Data records:

********************

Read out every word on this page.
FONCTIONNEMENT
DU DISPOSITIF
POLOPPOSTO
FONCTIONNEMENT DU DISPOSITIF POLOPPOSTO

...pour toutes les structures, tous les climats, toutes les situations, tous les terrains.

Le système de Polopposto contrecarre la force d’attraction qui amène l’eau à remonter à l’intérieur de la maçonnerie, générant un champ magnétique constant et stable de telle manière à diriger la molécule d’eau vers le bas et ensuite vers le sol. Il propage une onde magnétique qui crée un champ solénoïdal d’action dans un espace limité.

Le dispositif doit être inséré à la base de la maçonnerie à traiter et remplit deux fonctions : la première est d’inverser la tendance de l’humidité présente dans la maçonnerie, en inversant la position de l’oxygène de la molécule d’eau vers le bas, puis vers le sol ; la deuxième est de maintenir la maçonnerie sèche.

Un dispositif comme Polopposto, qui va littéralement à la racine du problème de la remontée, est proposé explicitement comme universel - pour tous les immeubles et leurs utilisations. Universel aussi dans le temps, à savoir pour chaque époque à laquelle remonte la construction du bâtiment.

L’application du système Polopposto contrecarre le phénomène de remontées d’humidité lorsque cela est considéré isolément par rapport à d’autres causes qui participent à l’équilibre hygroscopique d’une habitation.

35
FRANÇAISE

********************

▶ [The exercise] Write the entries again, exactly as they stand.

▶ [Written answer]
Read out every word on this page.
FONCTIONNEMENT
DU DISPOSITIF
POLOPPOSTO
FONCTIONNEMENT DU DISPOSITIF POLOPPOSTO

...pour toutes les structures, tous les climats, toutes les situations, tous les terrains.

Le système de Polopposto contrecarre la force d’attraction qui amène l’eau à remonter à l’intérieur de la maçonnerie, générant un champ magnétique constant et stable de telle manière à diriger la molécule d’eau vers le bas et ensuite vers le sol. Il propage une onde magnétique qui crée un champ solénoïdal d’action dans un espace limité.

Le dispositif doit être inséré à la base de la maçonnerie à traiter et remplit deux fonctions : la première est d’inverser la tendance de l’humidité présente dans la maçonnerie, en inversant la position de l’oxygène de la molécule d’eau vers le bas, puis vers le sol ; la deuxième est de maintenir la maçonnerie sèche.

Un dispositif comme Polopposto, qui va littéralement à la racine du problème de la remontée, est proposé explicitement comme universel - pour tous les immeubles et leurs utilisations. Universel aussi dans le temps, à savoir pour chaque époque à laquelle remonte la construction du bâtiment.

L’application du système Polopposto contrecarre le phénomène de remontées d’humidité lorsque cela est considéré isolément par rapport à d’autres causes qui participent à l’équilibre hygroscopique d’une habitation.

35
FRANÇAISE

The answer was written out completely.